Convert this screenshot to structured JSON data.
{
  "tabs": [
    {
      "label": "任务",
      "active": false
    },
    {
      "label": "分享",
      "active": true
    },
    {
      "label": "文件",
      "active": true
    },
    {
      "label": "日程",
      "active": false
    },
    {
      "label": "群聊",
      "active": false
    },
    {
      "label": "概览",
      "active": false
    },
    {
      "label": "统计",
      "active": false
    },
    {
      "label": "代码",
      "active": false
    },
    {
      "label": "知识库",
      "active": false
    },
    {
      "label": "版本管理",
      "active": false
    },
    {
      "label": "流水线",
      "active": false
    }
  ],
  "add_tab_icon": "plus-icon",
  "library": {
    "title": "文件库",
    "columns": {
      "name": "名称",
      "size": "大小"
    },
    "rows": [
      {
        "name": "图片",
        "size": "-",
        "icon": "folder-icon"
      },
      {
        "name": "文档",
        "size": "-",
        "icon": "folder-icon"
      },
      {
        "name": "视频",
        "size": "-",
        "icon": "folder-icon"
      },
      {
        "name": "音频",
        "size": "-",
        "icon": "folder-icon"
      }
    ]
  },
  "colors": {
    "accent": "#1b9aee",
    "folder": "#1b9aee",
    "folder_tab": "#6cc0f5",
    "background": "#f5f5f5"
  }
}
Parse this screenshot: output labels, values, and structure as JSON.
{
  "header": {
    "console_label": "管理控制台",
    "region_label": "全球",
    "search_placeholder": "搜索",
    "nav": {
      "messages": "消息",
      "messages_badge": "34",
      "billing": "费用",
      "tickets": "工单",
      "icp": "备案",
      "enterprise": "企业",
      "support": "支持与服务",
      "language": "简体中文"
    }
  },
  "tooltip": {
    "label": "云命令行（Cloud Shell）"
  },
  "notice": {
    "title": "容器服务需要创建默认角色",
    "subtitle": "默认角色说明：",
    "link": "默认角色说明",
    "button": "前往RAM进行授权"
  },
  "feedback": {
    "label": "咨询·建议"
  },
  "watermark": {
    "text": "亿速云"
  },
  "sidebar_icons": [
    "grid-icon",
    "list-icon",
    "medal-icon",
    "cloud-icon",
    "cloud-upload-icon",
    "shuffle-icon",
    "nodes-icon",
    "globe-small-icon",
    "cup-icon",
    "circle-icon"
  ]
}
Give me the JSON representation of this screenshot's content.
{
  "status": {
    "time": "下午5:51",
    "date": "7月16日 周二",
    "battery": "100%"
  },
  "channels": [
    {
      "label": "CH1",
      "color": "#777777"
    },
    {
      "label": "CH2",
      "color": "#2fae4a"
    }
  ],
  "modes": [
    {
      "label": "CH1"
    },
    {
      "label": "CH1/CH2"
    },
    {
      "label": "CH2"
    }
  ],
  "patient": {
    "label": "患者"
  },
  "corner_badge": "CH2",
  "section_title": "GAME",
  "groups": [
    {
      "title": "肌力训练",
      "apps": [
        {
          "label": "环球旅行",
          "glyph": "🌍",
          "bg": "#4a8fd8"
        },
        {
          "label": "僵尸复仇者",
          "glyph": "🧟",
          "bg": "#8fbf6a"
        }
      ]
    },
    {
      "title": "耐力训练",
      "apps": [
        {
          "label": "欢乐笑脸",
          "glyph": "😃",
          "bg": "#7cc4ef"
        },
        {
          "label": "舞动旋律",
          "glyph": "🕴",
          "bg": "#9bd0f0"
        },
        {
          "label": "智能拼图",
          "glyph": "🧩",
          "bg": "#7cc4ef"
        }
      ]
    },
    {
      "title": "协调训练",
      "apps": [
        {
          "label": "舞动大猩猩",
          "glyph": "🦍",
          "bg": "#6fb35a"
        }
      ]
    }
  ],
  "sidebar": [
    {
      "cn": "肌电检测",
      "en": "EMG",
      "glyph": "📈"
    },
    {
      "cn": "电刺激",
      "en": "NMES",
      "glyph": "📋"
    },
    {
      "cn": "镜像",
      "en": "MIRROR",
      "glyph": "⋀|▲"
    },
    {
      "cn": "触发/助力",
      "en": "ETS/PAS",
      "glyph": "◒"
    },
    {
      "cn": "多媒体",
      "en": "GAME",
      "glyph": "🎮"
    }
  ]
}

= = = =

• Prompt: Reproduce all data above, unchanged.

• Reply to the task:
Convert this screenshot to structured JSON data.
{
  "tabs": [
    {
      "label": "任务",
      "active": false
    },
    {
      "label": "分享",
      "active": true
    },
    {
      "label": "文件",
      "active": true
    },
    {
      "label": "日程",
      "active": false
    },
    {
      "label": "群聊",
      "active": false
    },
    {
      "label": "概览",
      "active": false
    },
    {
      "label": "统计",
      "active": false
    },
    {
      "label": "代码",
      "active": false
    },
    {
      "label": "知识库",
      "active": false
    },
    {
      "label": "版本管理",
      "active": false
    },
    {
      "label": "流水线",
      "active": false
    }
  ],
  "add_tab_icon": "plus-icon",
  "library": {
    "title": "文件库",
    "columns": {
      "name": "名称",
      "size": "大小"
    },
    "rows": [
      {
        "name": "图片",
        "size": "-",
        "icon": "folder-icon"
      },
      {
        "name": "文档",
        "size": "-",
        "icon": "folder-icon"
      },
      {
        "name": "视频",
        "size": "-",
        "icon": "folder-icon"
      },
      {
        "name": "音频",
        "size": "-",
        "icon": "folder-icon"
      }
    ]
  },
  "colors": {
    "accent": "#1b9aee",
    "folder": "#1b9aee",
    "folder_tab": "#6cc0f5",
    "background": "#f5f5f5"
  }
}
Parse this screenshot: output labels, values, and structure as JSON.
{
  "header": {
    "console_label": "管理控制台",
    "region_label": "全球",
    "search_placeholder": "搜索",
    "nav": {
      "messages": "消息",
      "messages_badge": "34",
      "billing": "费用",
      "tickets": "工单",
      "icp": "备案",
      "enterprise": "企业",
      "support": "支持与服务",
      "language": "简体中文"
    }
  },
  "tooltip": {
    "label": "云命令行（Cloud Shell）"
  },
  "notice": {
    "title": "容器服务需要创建默认角色",
    "subtitle": "默认角色说明：",
    "link": "默认角色说明",
    "button": "前往RAM进行授权"
  },
  "feedback": {
    "label": "咨询·建议"
  },
  "watermark": {
    "text": "亿速云"
  },
  "sidebar_icons": [
    "grid-icon",
    "list-icon",
    "medal-icon",
    "cloud-icon",
    "cloud-upload-icon",
    "shuffle-icon",
    "nodes-icon",
    "globe-small-icon",
    "cup-icon",
    "circle-icon"
  ]
}
Give me the JSON representation of this screenshot's content.
{
  "status": {
    "time": "下午5:51",
    "date": "7月16日 周二",
    "battery": "100%"
  },
  "channels": [
    {
      "label": "CH1",
      "color": "#777777"
    },
    {
      "label": "CH2",
      "color": "#2fae4a"
    }
  ],
  "modes": [
    {
      "label": "CH1"
    },
    {
      "label": "CH1/CH2"
    },
    {
      "label": "CH2"
    }
  ],
  "patient": {
    "label": "患者"
  },
  "corner_badge": "CH2",
  "section_title": "GAME",
  "groups": [
    {
      "title": "肌力训练",
      "apps": [
        {
          "label": "环球旅行",
          "glyph": "🌍",
          "bg": "#4a8fd8"
        },
        {
          "label": "僵尸复仇者",
          "glyph": "🧟",
          "bg": "#8fbf6a"
        }
      ]
    },
    {
      "title": "耐力训练",
      "apps": [
        {
          "label": "欢乐笑脸",
          "glyph": "😃",
          "bg": "#7cc4ef"
        },
        {
          "label": "舞动旋律",
          "glyph": "🕴",
          "bg": "#9bd0f0"
        },
        {
          "label": "智能拼图",
          "glyph": "🧩",
          "bg": "#7cc4ef"
        }
      ]
    },
    {
      "title": "协调训练",
      "apps": [
        {
          "label": "舞动大猩猩",
          "glyph": "🦍",
          "bg": "#6fb35a"
        }
      ]
    }
  ],
  "sidebar": [
    {
      "cn": "肌电检测",
      "en": "EMG",
      "glyph": "📈"
    },
    {
      "cn": "电刺激",
      "en": "NMES",
      "glyph": "📋"
    },
    {
      "cn": "镜像",
      "en": "MIRROR",
      "glyph": "⋀|▲"
    },
    {
      "cn": "触发/助力",
      "en": "ETS/PAS",
      "glyph": "◒"
    },
    {
      "cn": "多媒体",
      "en": "GAME",
      "glyph": "🎮"
    }
  ]
}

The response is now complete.